# [JOB]
Go through the data below. Pull out every line that has the word "Misc".

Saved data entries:
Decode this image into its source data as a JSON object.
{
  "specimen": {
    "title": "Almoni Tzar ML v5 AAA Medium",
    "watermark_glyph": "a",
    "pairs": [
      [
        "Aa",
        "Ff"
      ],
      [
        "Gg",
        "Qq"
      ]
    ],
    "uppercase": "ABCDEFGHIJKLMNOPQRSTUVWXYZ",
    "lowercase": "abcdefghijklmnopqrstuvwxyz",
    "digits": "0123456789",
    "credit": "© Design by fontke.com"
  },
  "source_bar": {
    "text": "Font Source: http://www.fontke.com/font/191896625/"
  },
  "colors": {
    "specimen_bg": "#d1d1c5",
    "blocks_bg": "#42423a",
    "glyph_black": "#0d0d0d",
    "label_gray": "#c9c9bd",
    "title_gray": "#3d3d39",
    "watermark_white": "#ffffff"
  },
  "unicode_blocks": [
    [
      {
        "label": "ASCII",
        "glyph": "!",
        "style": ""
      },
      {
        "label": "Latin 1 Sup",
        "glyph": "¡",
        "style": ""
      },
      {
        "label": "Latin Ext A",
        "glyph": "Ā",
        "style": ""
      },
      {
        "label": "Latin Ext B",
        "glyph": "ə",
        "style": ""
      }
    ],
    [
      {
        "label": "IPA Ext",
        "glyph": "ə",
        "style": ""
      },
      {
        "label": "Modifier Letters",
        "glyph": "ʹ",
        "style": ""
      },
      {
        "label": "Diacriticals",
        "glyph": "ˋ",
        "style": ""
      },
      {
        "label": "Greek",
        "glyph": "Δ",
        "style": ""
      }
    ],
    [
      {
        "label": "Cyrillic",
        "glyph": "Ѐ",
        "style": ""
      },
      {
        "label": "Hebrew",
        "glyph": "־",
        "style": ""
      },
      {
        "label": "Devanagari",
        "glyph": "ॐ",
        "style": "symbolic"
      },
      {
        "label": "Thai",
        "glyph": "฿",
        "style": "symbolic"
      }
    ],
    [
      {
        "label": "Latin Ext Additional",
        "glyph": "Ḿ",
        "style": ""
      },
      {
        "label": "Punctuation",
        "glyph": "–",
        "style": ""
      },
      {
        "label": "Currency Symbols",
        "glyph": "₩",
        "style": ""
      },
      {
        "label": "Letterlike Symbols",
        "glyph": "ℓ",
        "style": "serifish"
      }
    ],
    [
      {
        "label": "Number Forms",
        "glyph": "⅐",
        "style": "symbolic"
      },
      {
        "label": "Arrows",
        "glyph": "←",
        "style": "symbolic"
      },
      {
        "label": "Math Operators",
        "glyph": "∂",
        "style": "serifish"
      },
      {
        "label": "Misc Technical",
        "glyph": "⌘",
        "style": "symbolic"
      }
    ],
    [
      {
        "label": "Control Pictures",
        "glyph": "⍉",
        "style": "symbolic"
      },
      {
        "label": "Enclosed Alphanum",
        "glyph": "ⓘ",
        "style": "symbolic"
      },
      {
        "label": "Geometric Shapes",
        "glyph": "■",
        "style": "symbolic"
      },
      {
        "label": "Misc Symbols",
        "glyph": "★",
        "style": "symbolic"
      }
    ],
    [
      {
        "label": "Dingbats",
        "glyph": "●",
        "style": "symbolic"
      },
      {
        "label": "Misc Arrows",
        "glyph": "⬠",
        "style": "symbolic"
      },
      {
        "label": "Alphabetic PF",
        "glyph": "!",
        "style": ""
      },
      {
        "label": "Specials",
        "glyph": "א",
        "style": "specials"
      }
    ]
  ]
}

# [SOLUTION TO THE PROBLEM]
        "label": "Misc Technical",
        "label": "Misc Symbols",
        "label": "Misc Arrows",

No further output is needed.